** Dataset excerpt **

__________________________________________________

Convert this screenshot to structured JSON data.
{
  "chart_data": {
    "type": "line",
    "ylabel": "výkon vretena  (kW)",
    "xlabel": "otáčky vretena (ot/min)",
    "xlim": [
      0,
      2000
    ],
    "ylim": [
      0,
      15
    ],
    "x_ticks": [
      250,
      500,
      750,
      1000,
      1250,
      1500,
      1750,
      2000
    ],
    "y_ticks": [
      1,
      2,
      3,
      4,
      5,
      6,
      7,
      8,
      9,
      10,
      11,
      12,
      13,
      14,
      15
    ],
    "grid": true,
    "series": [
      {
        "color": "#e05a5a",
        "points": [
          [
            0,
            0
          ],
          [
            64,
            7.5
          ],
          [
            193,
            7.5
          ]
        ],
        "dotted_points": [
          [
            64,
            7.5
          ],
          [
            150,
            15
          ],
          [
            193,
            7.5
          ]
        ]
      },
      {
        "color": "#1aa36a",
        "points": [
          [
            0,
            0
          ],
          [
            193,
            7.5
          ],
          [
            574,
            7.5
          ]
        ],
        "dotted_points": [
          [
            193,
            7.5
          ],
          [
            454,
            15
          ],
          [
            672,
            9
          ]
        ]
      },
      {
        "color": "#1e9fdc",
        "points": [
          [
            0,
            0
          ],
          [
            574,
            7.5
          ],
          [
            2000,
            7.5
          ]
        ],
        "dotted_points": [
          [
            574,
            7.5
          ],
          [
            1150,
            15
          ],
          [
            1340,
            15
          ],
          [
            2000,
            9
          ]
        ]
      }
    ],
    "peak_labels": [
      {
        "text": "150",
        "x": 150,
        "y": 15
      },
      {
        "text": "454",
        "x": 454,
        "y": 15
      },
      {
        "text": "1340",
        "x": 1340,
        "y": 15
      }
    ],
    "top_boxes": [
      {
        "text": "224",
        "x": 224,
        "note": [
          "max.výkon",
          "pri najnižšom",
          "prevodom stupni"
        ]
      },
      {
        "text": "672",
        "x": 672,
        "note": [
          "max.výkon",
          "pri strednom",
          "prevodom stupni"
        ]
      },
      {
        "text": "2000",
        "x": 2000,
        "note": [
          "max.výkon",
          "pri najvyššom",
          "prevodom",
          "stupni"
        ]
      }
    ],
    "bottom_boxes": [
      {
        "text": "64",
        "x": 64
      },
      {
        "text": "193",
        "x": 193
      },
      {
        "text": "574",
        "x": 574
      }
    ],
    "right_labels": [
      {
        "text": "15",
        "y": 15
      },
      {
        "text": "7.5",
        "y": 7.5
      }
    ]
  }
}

__________________________________________________

** DIRECTIVE **
Pull every line containing the word "color" out of the entries above.

** COMPLETED EXERCISE **
        "color": "#e05a5a",
        "color": "#1aa36a",
        "color": "#1e9fdc",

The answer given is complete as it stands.